Most warm autoantibodies are IgG, while IgM is uncommon. Warm autoantibodies can obfuscate clinically relevant alloantibodies and impede blood transfusion assays. Life-threatening complications can arise from transfusing the wrong type of blood.

Treatments: The presence of alloantibodies in serum can be determined by performing a diffusion test on red blood cells with positive direct antiglobulin, which exposes the antibody binding site, absorbs autoantibodies in the serum, and prevents autoantibodies from disturbing the red blood cells, allowing for accurate blood group typing and crossmatching [Citation13]. (1) In the event of a transfusion emergency, it is best to use blood from a donor whose ABO and Rh types are consistent with those of the recipient's, whose blood has fewer reactive direct antiglobulins than the recipient's blood, and whose blood agglutinates only slightly with the recipient's serum. (2) For blood transfusions under normal circumstances, it is best to use blood from a donor whose ABO and Rh types are consistent with those of the recipient’s, and with isotypic MN, Ss, and kidd.

--- Data extracts ---
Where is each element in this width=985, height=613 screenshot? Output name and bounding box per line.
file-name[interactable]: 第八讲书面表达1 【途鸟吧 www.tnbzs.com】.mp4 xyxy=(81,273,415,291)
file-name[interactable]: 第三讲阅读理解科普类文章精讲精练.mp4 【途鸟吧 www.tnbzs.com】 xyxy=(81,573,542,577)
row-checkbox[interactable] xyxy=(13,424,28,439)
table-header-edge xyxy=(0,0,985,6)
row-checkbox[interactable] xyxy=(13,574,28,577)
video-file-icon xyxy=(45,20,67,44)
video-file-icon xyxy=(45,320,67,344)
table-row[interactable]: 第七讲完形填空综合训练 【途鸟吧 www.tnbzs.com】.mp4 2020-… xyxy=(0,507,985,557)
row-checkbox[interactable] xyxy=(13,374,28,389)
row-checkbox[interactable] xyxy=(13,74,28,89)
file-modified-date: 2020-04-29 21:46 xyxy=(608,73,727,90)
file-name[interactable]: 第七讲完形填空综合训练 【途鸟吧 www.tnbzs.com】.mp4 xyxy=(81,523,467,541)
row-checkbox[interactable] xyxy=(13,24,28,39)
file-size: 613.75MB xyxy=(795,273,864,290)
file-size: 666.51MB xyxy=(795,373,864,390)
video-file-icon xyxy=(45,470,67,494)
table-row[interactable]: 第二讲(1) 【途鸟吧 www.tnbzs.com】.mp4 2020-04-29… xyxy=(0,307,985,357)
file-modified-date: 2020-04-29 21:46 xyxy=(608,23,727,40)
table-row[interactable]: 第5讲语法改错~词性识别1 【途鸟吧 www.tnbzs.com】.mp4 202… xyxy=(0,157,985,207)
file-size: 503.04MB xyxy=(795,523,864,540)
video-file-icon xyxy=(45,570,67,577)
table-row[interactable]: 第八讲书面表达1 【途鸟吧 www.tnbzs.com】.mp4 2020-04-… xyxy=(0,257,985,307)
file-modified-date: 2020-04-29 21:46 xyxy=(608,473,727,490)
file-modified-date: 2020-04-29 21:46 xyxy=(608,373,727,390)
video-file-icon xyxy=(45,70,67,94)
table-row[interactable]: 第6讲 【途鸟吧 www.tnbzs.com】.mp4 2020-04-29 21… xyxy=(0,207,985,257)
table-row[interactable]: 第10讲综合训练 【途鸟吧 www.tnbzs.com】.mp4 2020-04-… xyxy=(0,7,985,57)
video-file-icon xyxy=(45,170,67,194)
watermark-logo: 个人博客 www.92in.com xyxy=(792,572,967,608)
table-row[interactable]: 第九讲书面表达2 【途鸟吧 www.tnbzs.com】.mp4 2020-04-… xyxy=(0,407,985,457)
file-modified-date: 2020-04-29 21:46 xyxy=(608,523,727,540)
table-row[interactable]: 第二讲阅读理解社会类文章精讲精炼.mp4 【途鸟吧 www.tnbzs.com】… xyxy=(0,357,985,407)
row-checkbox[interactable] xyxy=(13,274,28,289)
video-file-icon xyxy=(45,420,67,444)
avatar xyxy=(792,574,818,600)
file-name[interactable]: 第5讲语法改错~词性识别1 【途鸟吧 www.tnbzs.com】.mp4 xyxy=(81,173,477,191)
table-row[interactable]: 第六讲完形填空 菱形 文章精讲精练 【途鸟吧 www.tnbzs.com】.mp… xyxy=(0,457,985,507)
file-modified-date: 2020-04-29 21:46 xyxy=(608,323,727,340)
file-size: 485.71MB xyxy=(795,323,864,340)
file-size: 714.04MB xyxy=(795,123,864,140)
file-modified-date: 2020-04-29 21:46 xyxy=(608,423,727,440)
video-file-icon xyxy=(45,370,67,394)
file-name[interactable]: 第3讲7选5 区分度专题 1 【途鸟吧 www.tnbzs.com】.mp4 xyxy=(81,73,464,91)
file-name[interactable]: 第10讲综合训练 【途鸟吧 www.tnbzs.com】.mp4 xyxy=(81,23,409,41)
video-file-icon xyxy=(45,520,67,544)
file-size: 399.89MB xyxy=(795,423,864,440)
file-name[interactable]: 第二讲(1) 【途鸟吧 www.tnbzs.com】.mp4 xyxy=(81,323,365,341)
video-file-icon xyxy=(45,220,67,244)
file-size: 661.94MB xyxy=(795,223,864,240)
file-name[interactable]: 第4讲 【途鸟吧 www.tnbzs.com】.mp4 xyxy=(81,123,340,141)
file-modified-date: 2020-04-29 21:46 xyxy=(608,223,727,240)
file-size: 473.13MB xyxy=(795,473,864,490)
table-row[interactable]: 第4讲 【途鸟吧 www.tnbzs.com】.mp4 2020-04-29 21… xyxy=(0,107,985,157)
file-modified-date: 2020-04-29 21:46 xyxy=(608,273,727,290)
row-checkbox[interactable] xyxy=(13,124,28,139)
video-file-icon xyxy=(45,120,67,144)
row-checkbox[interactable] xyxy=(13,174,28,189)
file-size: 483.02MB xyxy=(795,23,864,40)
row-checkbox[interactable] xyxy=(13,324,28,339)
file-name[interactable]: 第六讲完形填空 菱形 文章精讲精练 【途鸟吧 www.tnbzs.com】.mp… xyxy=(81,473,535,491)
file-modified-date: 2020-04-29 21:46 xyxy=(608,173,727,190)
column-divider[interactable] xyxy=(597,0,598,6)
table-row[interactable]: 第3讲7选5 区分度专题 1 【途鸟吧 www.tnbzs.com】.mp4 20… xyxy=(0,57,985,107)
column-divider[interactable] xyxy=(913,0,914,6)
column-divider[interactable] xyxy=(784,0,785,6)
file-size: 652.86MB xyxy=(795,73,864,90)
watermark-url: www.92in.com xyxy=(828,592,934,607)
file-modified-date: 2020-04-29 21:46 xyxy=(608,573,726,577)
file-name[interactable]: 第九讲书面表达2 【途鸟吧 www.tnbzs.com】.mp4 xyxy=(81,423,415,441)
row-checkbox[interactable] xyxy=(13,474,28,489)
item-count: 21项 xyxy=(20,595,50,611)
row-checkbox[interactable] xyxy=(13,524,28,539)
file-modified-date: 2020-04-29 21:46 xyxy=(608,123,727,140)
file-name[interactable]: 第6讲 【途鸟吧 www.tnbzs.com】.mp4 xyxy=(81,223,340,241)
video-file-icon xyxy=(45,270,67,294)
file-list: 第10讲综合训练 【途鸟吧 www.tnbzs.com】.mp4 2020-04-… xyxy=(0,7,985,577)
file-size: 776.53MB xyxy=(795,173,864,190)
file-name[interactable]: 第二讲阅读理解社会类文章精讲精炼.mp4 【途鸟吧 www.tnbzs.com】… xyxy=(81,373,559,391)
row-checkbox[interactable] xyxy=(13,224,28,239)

--- Exercise set ---
1) In the passage on warm autoantibodies, what immunoglobulin class are most warm autoantibodies?
2) According to the passage on warm autoantibodies, how does a diffusion test on red blood cells with positive direct antiglobulin allow accurate blood group typing and crossmatching?
3) What are all the donor blood conditions that the passage on warm autoantibodies recommends in a transfusion emergency?
Answer using only the passage on warm autoantibodies, not the lines.

--- Numbered responses ---
1) Most warm autoantibodies are IgG.

2) The test exposes the antibody binding site and absorbs autoantibodies in the serum. This keeps autoantibodies from disturbing the red blood cells, so typing and crossmatching can be done accurately.

3)
- ABO and Rh types consistent with those of the recipient
- Fewer reactive direct antiglobulins than the recipient's blood
- Only slight agglutination with the recipient's serum